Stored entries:

## begin

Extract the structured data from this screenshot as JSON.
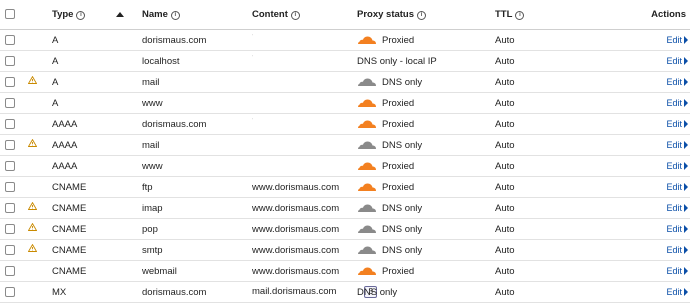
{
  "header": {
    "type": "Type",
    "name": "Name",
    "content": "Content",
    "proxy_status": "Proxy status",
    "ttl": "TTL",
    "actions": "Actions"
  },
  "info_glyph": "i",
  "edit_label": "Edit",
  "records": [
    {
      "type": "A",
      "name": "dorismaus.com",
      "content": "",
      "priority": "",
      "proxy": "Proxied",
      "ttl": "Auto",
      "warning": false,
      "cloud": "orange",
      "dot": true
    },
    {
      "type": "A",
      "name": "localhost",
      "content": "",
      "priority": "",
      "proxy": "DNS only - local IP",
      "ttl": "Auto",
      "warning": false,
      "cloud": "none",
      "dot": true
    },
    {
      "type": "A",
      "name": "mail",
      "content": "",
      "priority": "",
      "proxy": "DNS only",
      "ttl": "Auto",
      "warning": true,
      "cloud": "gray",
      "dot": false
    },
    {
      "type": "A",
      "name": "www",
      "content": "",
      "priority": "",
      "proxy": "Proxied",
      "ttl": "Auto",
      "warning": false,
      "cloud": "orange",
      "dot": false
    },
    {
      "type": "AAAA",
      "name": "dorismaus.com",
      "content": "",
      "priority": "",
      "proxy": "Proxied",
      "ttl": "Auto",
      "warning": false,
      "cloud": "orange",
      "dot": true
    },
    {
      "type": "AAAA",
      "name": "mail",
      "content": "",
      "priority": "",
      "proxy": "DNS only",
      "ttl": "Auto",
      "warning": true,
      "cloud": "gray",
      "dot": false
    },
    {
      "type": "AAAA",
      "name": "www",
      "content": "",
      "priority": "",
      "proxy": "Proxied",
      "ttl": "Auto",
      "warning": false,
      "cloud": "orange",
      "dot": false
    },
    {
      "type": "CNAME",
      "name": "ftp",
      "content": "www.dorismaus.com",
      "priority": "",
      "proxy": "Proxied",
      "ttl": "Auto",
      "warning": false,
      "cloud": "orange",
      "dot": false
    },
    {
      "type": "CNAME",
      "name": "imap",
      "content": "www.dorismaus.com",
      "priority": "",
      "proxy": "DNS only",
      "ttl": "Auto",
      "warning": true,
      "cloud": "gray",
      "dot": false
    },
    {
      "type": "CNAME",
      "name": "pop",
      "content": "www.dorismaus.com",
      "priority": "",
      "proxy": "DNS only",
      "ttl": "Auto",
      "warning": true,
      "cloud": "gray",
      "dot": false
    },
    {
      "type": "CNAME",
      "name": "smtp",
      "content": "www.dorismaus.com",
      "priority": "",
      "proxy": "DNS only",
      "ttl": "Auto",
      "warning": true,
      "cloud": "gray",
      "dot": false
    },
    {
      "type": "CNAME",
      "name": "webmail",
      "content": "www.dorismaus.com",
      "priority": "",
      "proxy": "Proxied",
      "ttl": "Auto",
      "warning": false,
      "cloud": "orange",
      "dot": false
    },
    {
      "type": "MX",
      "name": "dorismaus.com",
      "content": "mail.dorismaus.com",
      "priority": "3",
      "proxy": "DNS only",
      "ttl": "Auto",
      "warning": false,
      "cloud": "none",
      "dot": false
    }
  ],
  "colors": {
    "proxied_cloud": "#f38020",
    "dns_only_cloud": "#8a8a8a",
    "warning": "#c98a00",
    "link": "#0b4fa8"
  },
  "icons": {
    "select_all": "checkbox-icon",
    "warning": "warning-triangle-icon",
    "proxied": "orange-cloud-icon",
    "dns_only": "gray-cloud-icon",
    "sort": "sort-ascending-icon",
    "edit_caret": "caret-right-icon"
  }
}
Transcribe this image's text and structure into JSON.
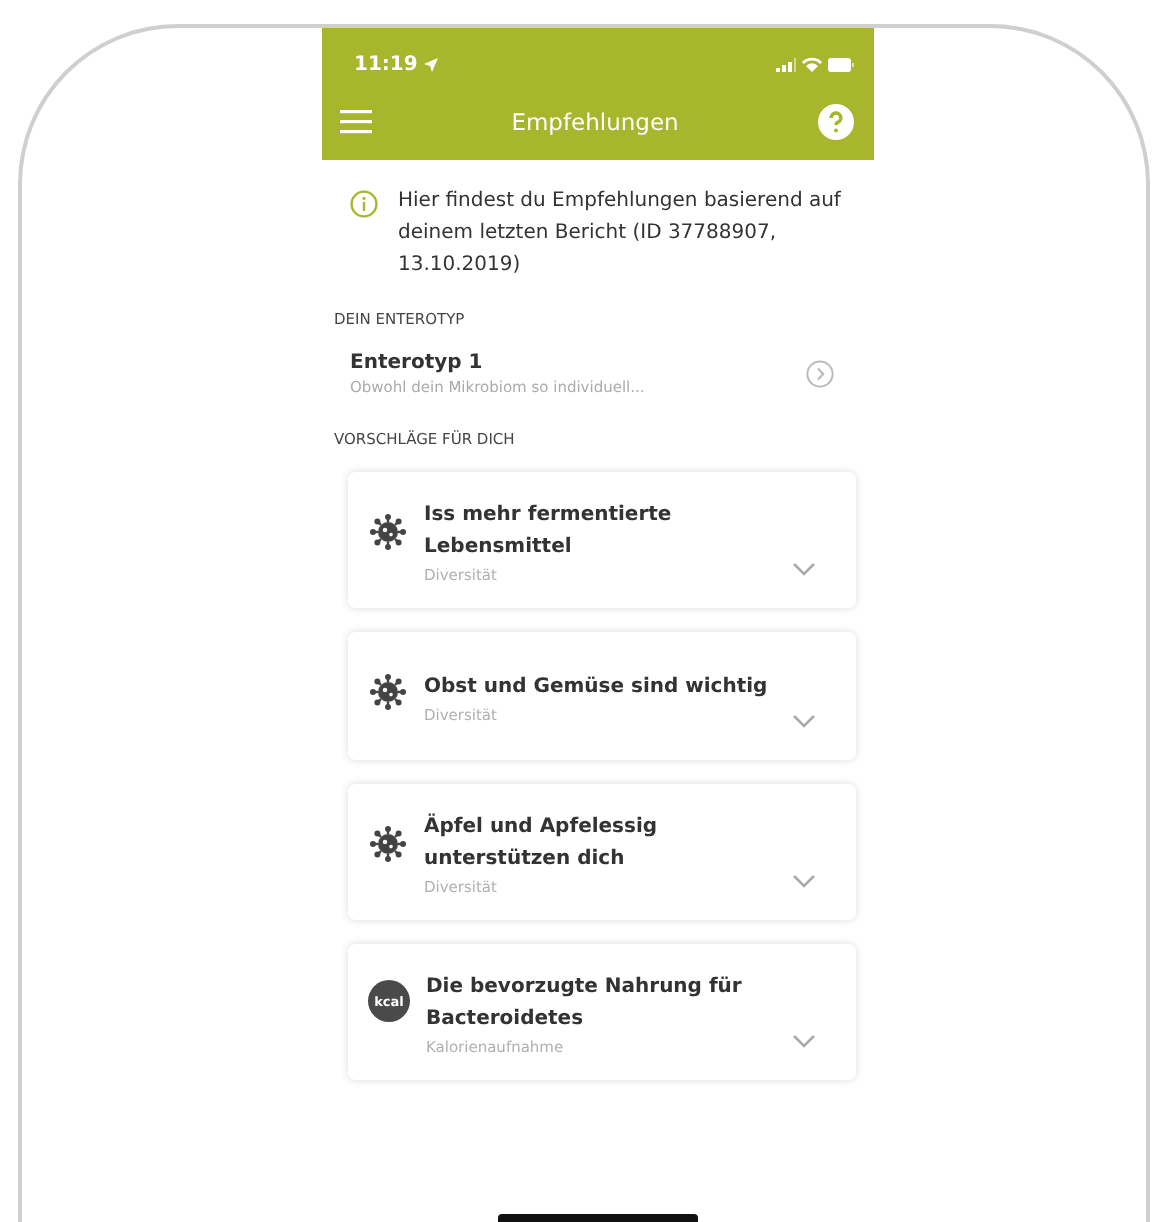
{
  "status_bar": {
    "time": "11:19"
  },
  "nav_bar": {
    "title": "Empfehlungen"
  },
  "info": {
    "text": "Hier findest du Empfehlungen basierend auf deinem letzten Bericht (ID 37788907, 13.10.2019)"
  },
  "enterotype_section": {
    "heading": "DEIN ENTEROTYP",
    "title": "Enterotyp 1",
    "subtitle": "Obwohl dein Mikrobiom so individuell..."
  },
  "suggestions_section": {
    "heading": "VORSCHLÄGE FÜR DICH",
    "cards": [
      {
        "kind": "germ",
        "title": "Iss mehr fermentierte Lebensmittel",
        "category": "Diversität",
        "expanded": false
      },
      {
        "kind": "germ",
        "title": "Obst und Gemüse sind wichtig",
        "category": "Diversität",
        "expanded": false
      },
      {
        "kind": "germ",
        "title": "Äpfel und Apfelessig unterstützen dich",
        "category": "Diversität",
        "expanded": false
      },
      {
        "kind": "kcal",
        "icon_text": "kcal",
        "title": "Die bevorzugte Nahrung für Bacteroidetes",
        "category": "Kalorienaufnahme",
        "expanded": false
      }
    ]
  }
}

## end

■ Task directions
Say how many lines include the word "this"; reply with the number alone.

■ Output below
2